-- Set exercise --
Reproduce each line exactly.

╭─ Given data

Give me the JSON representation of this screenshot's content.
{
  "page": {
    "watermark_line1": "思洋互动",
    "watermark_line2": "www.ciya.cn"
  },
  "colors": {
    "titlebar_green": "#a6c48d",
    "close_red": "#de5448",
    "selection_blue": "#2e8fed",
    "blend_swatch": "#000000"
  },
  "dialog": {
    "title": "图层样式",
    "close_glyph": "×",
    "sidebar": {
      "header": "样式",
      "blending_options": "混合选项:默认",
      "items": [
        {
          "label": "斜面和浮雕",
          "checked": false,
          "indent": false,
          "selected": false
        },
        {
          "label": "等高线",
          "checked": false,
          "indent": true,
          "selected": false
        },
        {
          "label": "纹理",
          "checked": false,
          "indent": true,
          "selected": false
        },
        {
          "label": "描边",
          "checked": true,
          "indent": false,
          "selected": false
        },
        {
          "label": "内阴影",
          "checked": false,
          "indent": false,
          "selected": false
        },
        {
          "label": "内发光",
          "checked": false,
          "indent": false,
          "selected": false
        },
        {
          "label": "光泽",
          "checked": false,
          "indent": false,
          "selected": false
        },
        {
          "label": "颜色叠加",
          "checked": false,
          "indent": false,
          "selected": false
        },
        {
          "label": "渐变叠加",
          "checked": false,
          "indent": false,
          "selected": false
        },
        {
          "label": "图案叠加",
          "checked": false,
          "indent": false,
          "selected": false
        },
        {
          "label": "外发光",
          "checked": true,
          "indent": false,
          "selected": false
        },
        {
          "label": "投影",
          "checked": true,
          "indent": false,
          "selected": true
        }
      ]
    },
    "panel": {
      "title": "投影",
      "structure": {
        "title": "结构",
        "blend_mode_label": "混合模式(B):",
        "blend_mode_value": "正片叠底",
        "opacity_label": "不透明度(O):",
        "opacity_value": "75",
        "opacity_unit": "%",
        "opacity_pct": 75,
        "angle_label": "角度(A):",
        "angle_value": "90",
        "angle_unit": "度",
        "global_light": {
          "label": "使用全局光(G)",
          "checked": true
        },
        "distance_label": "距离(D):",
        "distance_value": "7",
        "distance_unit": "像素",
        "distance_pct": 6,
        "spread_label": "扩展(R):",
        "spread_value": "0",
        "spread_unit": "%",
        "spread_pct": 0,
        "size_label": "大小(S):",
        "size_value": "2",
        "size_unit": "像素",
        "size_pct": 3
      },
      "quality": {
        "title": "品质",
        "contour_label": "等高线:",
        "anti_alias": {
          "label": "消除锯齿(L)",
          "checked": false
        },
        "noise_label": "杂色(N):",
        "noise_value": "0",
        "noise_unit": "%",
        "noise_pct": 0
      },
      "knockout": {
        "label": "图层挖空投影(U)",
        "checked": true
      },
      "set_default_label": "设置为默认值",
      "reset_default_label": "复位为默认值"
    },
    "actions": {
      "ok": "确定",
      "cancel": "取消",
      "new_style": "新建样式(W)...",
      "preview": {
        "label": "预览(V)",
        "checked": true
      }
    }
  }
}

╰─

-- Output of the exercise --
Give me the JSON representation of this screenshot's content.
{
  "page": {
    "watermark_line1": "思洋互动",
    "watermark_line2": "www.ciya.cn"
  },
  "colors": {
    "titlebar_green": "#a6c48d",
    "close_red": "#de5448",
    "selection_blue": "#2e8fed",
    "blend_swatch": "#000000"
  },
  "dialog": {
    "title": "图层样式",
    "close_glyph": "×",
    "sidebar": {
      "header": "样式",
      "blending_options": "混合选项:默认",
      "items": [
        {
          "label": "斜面和浮雕",
          "checked": false,
          "indent": false,
          "selected": false
        },
        {
          "label": "等高线",
          "checked": false,
          "indent": true,
          "selected": false
        },
        {
          "label": "纹理",
          "checked": false,
          "indent": true,
          "selected": false
        },
        {
          "label": "描边",
          "checked": true,
          "indent": false,
          "selected": false
        },
        {
          "label": "内阴影",
          "checked": false,
          "indent": false,
          "selected": false
        },
        {
          "label": "内发光",
          "checked": false,
          "indent": false,
          "selected": false
        },
        {
          "label": "光泽",
          "checked": false,
          "indent": false,
          "selected": false
        },
        {
          "label": "颜色叠加",
          "checked": false,
          "indent": false,
          "selected": false
        },
        {
          "label": "渐变叠加",
          "checked": false,
          "indent": false,
          "selected": false
        },
        {
          "label": "图案叠加",
          "checked": false,
          "indent": false,
          "selected": false
        },
        {
          "label": "外发光",
          "checked": true,
          "indent": false,
          "selected": false
        },
        {
          "label": "投影",
          "checked": true,
          "indent": false,
          "selected": true
        }
      ]
    },
    "panel": {
      "title": "投影",
      "structure": {
        "title": "结构",
        "blend_mode_label": "混合模式(B):",
        "blend_mode_value": "正片叠底",
        "opacity_label": "不透明度(O):",
        "opacity_value": "75",
        "opacity_unit": "%",
        "opacity_pct": 75,
        "angle_label": "角度(A):",
        "angle_value": "90",
        "angle_unit": "度",
        "global_light": {
          "label": "使用全局光(G)",
          "checked": true
        },
        "distance_label": "距离(D):",
        "distance_value": "7",
        "distance_unit": "像素",
        "distance_pct": 6,
        "spread_label": "扩展(R):",
        "spread_value": "0",
        "spread_unit": "%",
        "spread_pct": 0,
        "size_label": "大小(S):",
        "size_value": "2",
        "size_unit": "像素",
        "size_pct": 3
      },
      "quality": {
        "title": "品质",
        "contour_label": "等高线:",
        "anti_alias": {
          "label": "消除锯齿(L)",
          "checked": false
        },
        "noise_label": "杂色(N):",
        "noise_value": "0",
        "noise_unit": "%",
        "noise_pct": 0
      },
      "knockout": {
        "label": "图层挖空投影(U)",
        "checked": true
      },
      "set_default_label": "设置为默认值",
      "reset_default_label": "复位为默认值"
    },
    "actions": {
      "ok": "确定",
      "cancel": "取消",
      "new_style": "新建样式(W)...",
      "preview": {
        "label": "预览(V)",
        "checked": true
      }
    }
  }
}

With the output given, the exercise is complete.